═════ INFORMATION SHOWN ═════

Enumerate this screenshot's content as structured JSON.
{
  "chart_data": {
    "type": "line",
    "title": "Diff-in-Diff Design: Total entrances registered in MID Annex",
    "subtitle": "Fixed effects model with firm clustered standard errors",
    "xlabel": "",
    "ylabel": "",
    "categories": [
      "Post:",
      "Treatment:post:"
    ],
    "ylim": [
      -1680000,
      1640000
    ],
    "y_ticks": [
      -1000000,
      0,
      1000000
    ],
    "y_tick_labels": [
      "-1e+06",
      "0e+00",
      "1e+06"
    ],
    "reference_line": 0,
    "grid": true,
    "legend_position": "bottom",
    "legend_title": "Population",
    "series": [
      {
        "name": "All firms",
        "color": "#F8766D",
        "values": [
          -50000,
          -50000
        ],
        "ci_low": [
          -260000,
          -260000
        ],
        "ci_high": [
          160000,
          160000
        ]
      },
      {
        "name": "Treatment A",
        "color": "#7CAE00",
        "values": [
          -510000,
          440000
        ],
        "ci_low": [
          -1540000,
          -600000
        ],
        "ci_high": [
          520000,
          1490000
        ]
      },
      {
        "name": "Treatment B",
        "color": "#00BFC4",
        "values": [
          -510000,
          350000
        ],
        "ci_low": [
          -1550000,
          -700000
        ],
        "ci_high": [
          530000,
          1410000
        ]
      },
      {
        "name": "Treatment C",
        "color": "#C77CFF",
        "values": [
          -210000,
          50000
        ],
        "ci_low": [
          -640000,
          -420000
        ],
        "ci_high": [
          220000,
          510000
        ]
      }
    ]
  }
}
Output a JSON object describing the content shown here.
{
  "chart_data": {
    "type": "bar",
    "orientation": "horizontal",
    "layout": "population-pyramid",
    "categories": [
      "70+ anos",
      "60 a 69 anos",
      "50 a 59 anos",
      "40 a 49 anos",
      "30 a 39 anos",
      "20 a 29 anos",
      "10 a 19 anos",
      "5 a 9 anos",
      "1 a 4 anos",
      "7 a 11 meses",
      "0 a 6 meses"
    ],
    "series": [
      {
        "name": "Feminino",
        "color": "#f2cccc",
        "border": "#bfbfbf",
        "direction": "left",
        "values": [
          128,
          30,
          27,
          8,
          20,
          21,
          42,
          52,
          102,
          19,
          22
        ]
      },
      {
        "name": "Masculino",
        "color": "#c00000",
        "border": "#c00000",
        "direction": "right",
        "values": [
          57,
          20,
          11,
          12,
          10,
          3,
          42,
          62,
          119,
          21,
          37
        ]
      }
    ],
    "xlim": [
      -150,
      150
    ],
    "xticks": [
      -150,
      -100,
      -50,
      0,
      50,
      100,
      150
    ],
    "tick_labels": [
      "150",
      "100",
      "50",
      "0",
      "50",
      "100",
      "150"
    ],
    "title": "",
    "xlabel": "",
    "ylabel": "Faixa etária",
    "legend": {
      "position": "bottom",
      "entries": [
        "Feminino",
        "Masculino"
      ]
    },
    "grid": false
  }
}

═════

GIVEN REQUEST: Please return the data above exactly as given.

WRITTEN ANSWER:
Enumerate this screenshot's content as structured JSON.
{
  "chart_data": {
    "type": "line",
    "title": "Diff-in-Diff Design: Total entrances registered in MID Annex",
    "subtitle": "Fixed effects model with firm clustered standard errors",
    "xlabel": "",
    "ylabel": "",
    "categories": [
      "Post:",
      "Treatment:post:"
    ],
    "ylim": [
      -1680000,
      1640000
    ],
    "y_ticks": [
      -1000000,
      0,
      1000000
    ],
    "y_tick_labels": [
      "-1e+06",
      "0e+00",
      "1e+06"
    ],
    "reference_line": 0,
    "grid": true,
    "legend_position": "bottom",
    "legend_title": "Population",
    "series": [
      {
        "name": "All firms",
        "color": "#F8766D",
        "values": [
          -50000,
          -50000
        ],
        "ci_low": [
          -260000,
          -260000
        ],
        "ci_high": [
          160000,
          160000
        ]
      },
      {
        "name": "Treatment A",
        "color": "#7CAE00",
        "values": [
          -510000,
          440000
        ],
        "ci_low": [
          -1540000,
          -600000
        ],
        "ci_high": [
          520000,
          1490000
        ]
      },
      {
        "name": "Treatment B",
        "color": "#00BFC4",
        "values": [
          -510000,
          350000
        ],
        "ci_low": [
          -1550000,
          -700000
        ],
        "ci_high": [
          530000,
          1410000
        ]
      },
      {
        "name": "Treatment C",
        "color": "#C77CFF",
        "values": [
          -210000,
          50000
        ],
        "ci_low": [
          -640000,
          -420000
        ],
        "ci_high": [
          220000,
          510000
        ]
      }
    ]
  }
}
Output a JSON object describing the content shown here.
{
  "chart_data": {
    "type": "bar",
    "orientation": "horizontal",
    "layout": "population-pyramid",
    "categories": [
      "70+ anos",
      "60 a 69 anos",
      "50 a 59 anos",
      "40 a 49 anos",
      "30 a 39 anos",
      "20 a 29 anos",
      "10 a 19 anos",
      "5 a 9 anos",
      "1 a 4 anos",
      "7 a 11 meses",
      "0 a 6 meses"
    ],
    "series": [
      {
        "name": "Feminino",
        "color": "#f2cccc",
        "border": "#bfbfbf",
        "direction": "left",
        "values": [
          128,
          30,
          27,
          8,
          20,
          21,
          42,
          52,
          102,
          19,
          22
        ]
      },
      {
        "name": "Masculino",
        "color": "#c00000",
        "border": "#c00000",
        "direction": "right",
        "values": [
          57,
          20,
          11,
          12,
          10,
          3,
          42,
          62,
          119,
          21,
          37
        ]
      }
    ],
    "xlim": [
      -150,
      150
    ],
    "xticks": [
      -150,
      -100,
      -50,
      0,
      50,
      100,
      150
    ],
    "tick_labels": [
      "150",
      "100",
      "50",
      "0",
      "50",
      "100",
      "150"
    ],
    "title": "",
    "xlabel": "",
    "ylabel": "Faixa etária",
    "legend": {
      "position": "bottom",
      "entries": [
        "Feminino",
        "Masculino"
      ]
    },
    "grid": false
  }
}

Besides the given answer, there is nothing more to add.